→ **WORK ITEM**
The lines of the records that include "with" should all be copied.

(Page content transcription data)
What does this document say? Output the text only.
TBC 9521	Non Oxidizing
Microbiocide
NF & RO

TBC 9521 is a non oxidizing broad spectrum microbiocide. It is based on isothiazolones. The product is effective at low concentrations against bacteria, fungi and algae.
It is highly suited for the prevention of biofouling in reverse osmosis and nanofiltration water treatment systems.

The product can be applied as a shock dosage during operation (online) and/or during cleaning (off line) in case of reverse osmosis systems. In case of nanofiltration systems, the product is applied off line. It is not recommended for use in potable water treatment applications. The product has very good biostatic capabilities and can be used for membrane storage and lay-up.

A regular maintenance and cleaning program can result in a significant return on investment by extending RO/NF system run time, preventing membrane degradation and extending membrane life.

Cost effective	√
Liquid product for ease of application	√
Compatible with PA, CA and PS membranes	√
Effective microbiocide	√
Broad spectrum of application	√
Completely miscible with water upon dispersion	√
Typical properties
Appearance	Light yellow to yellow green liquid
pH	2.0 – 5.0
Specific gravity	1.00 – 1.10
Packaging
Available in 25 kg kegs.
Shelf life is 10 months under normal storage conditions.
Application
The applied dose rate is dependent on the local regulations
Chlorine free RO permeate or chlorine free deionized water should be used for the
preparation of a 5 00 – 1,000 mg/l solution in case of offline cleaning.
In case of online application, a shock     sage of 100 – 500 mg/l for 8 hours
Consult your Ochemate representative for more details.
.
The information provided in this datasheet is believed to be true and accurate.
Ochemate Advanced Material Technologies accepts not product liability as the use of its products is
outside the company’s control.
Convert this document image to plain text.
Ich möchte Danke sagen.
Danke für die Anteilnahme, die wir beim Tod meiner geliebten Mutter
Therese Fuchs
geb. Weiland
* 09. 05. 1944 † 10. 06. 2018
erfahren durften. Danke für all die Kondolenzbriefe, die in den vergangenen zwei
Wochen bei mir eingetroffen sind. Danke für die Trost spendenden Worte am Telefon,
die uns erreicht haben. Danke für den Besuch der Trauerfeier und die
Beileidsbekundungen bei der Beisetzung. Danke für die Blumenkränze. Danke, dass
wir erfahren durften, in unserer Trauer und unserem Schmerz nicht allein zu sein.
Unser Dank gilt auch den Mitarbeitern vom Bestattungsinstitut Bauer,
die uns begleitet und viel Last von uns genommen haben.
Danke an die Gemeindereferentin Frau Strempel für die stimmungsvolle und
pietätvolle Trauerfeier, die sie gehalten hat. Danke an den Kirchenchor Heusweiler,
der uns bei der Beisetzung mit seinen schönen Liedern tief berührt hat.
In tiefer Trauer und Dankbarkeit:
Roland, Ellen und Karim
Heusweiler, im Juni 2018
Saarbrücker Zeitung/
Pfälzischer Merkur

→ **SOLUTION TO THIS TASK**
Compatible with PA, CA and PS membranes	√
Completely miscible with water upon dispersion	√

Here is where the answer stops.